## WHAT YOU ARE ASKED TO DO
Write the material out again, line by line, exactly as it is.

------------------------------------------------------------------------

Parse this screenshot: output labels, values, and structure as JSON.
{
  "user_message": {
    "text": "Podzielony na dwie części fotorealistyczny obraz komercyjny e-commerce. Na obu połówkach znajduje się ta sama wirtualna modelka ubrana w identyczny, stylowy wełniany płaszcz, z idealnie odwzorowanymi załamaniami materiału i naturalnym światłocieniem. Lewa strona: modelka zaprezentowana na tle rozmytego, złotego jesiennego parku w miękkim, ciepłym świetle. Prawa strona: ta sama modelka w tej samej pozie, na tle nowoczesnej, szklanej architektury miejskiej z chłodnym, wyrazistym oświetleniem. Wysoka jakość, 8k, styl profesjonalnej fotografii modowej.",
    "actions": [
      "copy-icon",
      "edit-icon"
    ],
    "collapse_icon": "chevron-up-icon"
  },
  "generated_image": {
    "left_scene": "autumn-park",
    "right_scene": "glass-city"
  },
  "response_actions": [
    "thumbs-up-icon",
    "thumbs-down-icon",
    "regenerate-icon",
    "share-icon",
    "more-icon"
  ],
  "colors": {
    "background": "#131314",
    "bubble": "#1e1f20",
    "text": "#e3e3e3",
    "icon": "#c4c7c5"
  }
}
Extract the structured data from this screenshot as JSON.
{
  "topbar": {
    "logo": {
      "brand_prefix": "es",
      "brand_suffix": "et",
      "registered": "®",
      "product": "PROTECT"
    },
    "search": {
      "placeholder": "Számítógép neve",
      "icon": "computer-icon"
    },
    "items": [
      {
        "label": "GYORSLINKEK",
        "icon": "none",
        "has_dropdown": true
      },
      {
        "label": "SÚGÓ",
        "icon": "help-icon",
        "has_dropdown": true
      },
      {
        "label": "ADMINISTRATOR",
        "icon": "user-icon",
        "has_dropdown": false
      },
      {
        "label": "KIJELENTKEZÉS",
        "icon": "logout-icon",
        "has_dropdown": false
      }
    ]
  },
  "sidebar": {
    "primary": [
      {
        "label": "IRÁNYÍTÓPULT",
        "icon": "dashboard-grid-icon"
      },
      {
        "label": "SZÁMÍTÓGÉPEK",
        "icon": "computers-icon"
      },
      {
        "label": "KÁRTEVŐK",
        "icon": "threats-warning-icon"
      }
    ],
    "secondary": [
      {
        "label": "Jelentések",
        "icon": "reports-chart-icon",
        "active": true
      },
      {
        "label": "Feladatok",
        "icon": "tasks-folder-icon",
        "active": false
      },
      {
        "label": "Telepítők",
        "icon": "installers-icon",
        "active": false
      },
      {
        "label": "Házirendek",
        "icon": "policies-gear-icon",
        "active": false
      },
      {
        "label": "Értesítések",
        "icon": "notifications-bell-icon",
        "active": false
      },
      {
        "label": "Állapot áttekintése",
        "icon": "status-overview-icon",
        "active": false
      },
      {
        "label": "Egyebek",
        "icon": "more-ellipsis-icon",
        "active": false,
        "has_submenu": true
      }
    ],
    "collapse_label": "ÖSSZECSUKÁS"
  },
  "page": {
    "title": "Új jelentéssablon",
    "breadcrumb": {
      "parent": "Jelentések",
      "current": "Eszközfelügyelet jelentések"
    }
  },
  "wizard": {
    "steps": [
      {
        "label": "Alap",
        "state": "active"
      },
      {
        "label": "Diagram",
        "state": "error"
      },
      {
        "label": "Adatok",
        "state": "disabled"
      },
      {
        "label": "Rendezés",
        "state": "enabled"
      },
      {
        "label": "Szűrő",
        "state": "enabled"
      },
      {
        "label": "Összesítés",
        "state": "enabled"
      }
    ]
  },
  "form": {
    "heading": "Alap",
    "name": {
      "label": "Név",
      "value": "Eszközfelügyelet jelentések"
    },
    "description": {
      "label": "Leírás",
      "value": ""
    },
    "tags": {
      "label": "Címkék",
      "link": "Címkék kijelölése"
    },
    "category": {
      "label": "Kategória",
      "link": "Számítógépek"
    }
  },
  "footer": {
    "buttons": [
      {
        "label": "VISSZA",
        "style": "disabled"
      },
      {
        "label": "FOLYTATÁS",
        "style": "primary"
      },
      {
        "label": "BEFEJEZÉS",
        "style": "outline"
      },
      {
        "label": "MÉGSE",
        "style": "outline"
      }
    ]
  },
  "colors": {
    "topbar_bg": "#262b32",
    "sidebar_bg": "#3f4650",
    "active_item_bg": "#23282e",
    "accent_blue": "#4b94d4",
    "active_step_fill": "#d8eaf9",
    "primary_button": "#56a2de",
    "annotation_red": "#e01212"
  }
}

------------------------------------------------------------------------

## FULL ANSWER
Parse this screenshot: output labels, values, and structure as JSON.
{
  "user_message": {
    "text": "Podzielony na dwie części fotorealistyczny obraz komercyjny e-commerce. Na obu połówkach znajduje się ta sama wirtualna modelka ubrana w identyczny, stylowy wełniany płaszcz, z idealnie odwzorowanymi załamaniami materiału i naturalnym światłocieniem. Lewa strona: modelka zaprezentowana na tle rozmytego, złotego jesiennego parku w miękkim, ciepłym świetle. Prawa strona: ta sama modelka w tej samej pozie, na tle nowoczesnej, szklanej architektury miejskiej z chłodnym, wyrazistym oświetleniem. Wysoka jakość, 8k, styl profesjonalnej fotografii modowej.",
    "actions": [
      "copy-icon",
      "edit-icon"
    ],
    "collapse_icon": "chevron-up-icon"
  },
  "generated_image": {
    "left_scene": "autumn-park",
    "right_scene": "glass-city"
  },
  "response_actions": [
    "thumbs-up-icon",
    "thumbs-down-icon",
    "regenerate-icon",
    "share-icon",
    "more-icon"
  ],
  "colors": {
    "background": "#131314",
    "bubble": "#1e1f20",
    "text": "#e3e3e3",
    "icon": "#c4c7c5"
  }
}
Extract the structured data from this screenshot as JSON.
{
  "topbar": {
    "logo": {
      "brand_prefix": "es",
      "brand_suffix": "et",
      "registered": "®",
      "product": "PROTECT"
    },
    "search": {
      "placeholder": "Számítógép neve",
      "icon": "computer-icon"
    },
    "items": [
      {
        "label": "GYORSLINKEK",
        "icon": "none",
        "has_dropdown": true
      },
      {
        "label": "SÚGÓ",
        "icon": "help-icon",
        "has_dropdown": true
      },
      {
        "label": "ADMINISTRATOR",
        "icon": "user-icon",
        "has_dropdown": false
      },
      {
        "label": "KIJELENTKEZÉS",
        "icon": "logout-icon",
        "has_dropdown": false
      }
    ]
  },
  "sidebar": {
    "primary": [
      {
        "label": "IRÁNYÍTÓPULT",
        "icon": "dashboard-grid-icon"
      },
      {
        "label": "SZÁMÍTÓGÉPEK",
        "icon": "computers-icon"
      },
      {
        "label": "KÁRTEVŐK",
        "icon": "threats-warning-icon"
      }
    ],
    "secondary": [
      {
        "label": "Jelentések",
        "icon": "reports-chart-icon",
        "active": true
      },
      {
        "label": "Feladatok",
        "icon": "tasks-folder-icon",
        "active": false
      },
      {
        "label": "Telepítők",
        "icon": "installers-icon",
        "active": false
      },
      {
        "label": "Házirendek",
        "icon": "policies-gear-icon",
        "active": false
      },
      {
        "label": "Értesítések",
        "icon": "notifications-bell-icon",
        "active": false
      },
      {
        "label": "Állapot áttekintése",
        "icon": "status-overview-icon",
        "active": false
      },
      {
        "label": "Egyebek",
        "icon": "more-ellipsis-icon",
        "active": false,
        "has_submenu": true
      }
    ],
    "collapse_label": "ÖSSZECSUKÁS"
  },
  "page": {
    "title": "Új jelentéssablon",
    "breadcrumb": {
      "parent": "Jelentések",
      "current": "Eszközfelügyelet jelentések"
    }
  },
  "wizard": {
    "steps": [
      {
        "label": "Alap",
        "state": "active"
      },
      {
        "label": "Diagram",
        "state": "error"
      },
      {
        "label": "Adatok",
        "state": "disabled"
      },
      {
        "label": "Rendezés",
        "state": "enabled"
      },
      {
        "label": "Szűrő",
        "state": "enabled"
      },
      {
        "label": "Összesítés",
        "state": "enabled"
      }
    ]
  },
  "form": {
    "heading": "Alap",
    "name": {
      "label": "Név",
      "value": "Eszközfelügyelet jelentések"
    },
    "description": {
      "label": "Leírás",
      "value": ""
    },
    "tags": {
      "label": "Címkék",
      "link": "Címkék kijelölése"
    },
    "category": {
      "label": "Kategória",
      "link": "Számítógépek"
    }
  },
  "footer": {
    "buttons": [
      {
        "label": "VISSZA",
        "style": "disabled"
      },
      {
        "label": "FOLYTATÁS",
        "style": "primary"
      },
      {
        "label": "BEFEJEZÉS",
        "style": "outline"
      },
      {
        "label": "MÉGSE",
        "style": "outline"
      }
    ]
  },
  "colors": {
    "topbar_bg": "#262b32",
    "sidebar_bg": "#3f4650",
    "active_item_bg": "#23282e",
    "accent_blue": "#4b94d4",
    "active_step_fill": "#d8eaf9",
    "primary_button": "#56a2de",
    "annotation_red": "#e01212"
  }
}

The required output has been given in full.